─── Datos proporcionados

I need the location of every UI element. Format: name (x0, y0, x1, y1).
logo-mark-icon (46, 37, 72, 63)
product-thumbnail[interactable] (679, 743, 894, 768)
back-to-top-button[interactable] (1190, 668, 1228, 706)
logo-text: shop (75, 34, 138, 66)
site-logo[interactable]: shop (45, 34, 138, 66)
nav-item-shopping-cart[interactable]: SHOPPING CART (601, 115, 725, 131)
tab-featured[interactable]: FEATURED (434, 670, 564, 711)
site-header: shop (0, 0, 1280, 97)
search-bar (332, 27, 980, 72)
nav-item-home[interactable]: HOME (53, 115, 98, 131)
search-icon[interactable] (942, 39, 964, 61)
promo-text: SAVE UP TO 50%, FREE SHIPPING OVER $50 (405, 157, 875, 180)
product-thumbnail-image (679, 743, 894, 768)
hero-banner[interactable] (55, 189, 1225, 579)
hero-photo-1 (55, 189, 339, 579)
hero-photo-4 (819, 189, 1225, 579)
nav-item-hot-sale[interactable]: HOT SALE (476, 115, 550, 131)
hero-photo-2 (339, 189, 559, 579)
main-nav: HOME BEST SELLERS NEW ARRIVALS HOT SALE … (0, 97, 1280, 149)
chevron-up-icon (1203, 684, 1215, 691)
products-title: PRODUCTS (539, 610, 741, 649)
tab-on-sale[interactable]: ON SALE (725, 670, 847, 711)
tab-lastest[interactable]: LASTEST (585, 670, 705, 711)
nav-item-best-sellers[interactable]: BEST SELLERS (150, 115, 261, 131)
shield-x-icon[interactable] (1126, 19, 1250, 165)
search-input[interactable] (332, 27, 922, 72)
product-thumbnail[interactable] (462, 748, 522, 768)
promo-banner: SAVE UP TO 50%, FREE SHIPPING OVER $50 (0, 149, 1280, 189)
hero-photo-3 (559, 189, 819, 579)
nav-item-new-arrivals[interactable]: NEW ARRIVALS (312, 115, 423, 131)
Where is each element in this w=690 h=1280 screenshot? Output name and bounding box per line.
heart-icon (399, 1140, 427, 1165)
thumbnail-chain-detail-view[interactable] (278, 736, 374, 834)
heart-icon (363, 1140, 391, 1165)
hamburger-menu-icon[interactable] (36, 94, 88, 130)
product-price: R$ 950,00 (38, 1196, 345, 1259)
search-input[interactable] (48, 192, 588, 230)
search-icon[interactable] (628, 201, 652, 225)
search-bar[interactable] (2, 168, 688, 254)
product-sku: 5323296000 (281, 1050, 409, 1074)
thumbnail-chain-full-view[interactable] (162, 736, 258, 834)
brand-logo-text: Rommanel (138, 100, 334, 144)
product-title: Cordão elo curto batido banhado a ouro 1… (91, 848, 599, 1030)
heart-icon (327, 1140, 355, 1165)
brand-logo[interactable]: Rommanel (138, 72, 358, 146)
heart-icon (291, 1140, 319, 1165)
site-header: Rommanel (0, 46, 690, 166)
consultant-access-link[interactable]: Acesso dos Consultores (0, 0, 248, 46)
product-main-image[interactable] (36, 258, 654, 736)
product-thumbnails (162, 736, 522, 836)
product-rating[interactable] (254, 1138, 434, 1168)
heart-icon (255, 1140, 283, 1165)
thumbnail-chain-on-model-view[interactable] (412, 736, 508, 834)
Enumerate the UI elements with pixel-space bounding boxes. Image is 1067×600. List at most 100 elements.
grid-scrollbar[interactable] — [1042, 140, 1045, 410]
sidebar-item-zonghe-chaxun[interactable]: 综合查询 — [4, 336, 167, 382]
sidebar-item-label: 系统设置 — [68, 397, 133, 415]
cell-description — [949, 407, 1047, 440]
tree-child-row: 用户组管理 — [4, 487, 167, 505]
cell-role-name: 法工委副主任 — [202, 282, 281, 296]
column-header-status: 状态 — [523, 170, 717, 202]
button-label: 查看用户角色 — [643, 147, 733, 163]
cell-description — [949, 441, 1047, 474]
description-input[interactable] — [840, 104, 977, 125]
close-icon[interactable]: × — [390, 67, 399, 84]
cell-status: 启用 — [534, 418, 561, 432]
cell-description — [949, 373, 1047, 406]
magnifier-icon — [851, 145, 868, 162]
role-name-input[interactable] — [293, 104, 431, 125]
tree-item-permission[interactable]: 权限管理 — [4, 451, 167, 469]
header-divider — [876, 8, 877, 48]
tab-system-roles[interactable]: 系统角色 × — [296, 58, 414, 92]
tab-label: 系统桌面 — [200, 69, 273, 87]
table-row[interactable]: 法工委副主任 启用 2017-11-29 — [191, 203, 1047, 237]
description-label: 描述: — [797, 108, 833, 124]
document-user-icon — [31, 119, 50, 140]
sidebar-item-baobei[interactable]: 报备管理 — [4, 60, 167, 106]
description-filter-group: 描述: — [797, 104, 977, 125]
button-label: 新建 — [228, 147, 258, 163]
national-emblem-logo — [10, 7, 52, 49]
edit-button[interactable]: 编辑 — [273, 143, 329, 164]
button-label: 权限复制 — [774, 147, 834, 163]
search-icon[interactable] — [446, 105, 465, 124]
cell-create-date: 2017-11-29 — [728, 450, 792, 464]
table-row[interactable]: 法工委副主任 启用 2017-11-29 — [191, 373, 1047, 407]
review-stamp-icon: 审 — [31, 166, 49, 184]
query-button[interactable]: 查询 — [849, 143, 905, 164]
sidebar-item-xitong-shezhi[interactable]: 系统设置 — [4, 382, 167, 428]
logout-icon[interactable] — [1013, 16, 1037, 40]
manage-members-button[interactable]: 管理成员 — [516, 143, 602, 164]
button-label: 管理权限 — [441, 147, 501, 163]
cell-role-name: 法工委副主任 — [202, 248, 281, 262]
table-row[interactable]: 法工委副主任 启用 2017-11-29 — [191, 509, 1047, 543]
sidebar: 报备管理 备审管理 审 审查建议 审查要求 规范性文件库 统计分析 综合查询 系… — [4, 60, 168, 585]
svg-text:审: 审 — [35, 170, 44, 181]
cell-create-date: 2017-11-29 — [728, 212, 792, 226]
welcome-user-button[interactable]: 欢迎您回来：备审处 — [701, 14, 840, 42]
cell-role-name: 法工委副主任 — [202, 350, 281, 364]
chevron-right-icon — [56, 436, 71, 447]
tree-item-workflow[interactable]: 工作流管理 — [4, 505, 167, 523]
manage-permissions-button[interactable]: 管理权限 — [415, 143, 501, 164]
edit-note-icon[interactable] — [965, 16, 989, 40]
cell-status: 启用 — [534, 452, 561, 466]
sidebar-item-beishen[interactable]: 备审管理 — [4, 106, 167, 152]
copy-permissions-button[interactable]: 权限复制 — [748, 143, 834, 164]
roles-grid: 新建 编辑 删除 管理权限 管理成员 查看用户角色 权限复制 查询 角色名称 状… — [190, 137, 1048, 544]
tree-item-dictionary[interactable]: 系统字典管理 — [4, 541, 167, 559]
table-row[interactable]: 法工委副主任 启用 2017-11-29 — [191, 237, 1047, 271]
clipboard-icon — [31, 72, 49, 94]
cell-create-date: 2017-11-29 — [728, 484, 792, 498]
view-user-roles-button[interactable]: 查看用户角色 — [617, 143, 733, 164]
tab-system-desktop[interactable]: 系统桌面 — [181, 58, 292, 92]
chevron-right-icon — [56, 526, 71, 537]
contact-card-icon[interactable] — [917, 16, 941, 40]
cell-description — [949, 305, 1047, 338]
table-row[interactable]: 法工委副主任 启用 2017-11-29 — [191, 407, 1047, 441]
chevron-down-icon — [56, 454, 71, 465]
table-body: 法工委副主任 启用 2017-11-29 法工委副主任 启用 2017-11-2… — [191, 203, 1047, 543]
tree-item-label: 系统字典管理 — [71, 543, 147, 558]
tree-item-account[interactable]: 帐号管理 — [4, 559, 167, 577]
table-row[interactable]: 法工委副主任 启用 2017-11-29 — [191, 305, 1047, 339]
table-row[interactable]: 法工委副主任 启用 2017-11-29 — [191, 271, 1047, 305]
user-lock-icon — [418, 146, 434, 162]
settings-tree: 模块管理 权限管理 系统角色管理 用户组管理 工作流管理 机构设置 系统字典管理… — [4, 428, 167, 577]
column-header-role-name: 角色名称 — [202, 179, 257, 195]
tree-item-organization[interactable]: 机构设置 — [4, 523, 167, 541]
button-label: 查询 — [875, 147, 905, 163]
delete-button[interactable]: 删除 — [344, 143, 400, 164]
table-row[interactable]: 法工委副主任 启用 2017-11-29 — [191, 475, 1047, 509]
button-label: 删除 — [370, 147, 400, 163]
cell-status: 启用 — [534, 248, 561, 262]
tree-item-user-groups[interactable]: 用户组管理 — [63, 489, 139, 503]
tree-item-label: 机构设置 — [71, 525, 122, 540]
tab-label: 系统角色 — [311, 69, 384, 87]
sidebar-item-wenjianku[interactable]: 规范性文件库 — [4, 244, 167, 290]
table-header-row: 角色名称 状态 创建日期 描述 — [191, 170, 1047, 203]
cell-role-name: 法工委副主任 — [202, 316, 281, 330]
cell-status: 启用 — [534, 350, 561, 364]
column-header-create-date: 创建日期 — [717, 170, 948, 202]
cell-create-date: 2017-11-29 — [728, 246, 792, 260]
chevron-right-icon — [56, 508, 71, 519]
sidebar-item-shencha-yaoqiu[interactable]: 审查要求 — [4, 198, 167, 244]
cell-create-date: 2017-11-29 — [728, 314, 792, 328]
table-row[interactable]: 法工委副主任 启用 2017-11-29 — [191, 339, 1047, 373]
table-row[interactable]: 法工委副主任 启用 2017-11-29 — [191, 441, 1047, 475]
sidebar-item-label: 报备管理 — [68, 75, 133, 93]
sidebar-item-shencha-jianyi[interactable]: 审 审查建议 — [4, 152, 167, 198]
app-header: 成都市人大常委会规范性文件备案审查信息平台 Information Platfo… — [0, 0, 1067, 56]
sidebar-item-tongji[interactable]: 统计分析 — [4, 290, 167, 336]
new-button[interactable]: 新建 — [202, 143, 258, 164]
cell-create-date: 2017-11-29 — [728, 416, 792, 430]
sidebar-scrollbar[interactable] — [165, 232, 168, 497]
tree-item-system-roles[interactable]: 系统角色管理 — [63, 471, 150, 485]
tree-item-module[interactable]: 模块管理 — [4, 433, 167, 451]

──────

§ Objetivo
Reproduce sin ningún cambio los registros de arriba, desde el comienzo hasta la línea que contiene "tab-lastest[interactable]: LASTEST (585, 670, 705, 711)", esa línea incluida.

§ Resultado del ejercicio
I need the location of every UI element. Format: name (x0, y0, x1, y1).
logo-mark-icon (46, 37, 72, 63)
product-thumbnail[interactable] (679, 743, 894, 768)
back-to-top-button[interactable] (1190, 668, 1228, 706)
logo-text: shop (75, 34, 138, 66)
site-logo[interactable]: shop (45, 34, 138, 66)
nav-item-shopping-cart[interactable]: SHOPPING CART (601, 115, 725, 131)
tab-featured[interactable]: FEATURED (434, 670, 564, 711)
site-header: shop (0, 0, 1280, 97)
search-bar (332, 27, 980, 72)
nav-item-home[interactable]: HOME (53, 115, 98, 131)
search-icon[interactable] (942, 39, 964, 61)
promo-text: SAVE UP TO 50%, FREE SHIPPING OVER $50 (405, 157, 875, 180)
product-thumbnail-image (679, 743, 894, 768)
hero-banner[interactable] (55, 189, 1225, 579)
hero-photo-1 (55, 189, 339, 579)
hero-photo-4 (819, 189, 1225, 579)
nav-item-hot-sale[interactable]: HOT SALE (476, 115, 550, 131)
hero-photo-2 (339, 189, 559, 579)
main-nav: HOME BEST SELLERS NEW ARRIVALS HOT SALE … (0, 97, 1280, 149)
chevron-up-icon (1203, 684, 1215, 691)
products-title: PRODUCTS (539, 610, 741, 649)
tab-on-sale[interactable]: ON SALE (725, 670, 847, 711)
tab-lastest[interactable]: LASTEST (585, 670, 705, 711)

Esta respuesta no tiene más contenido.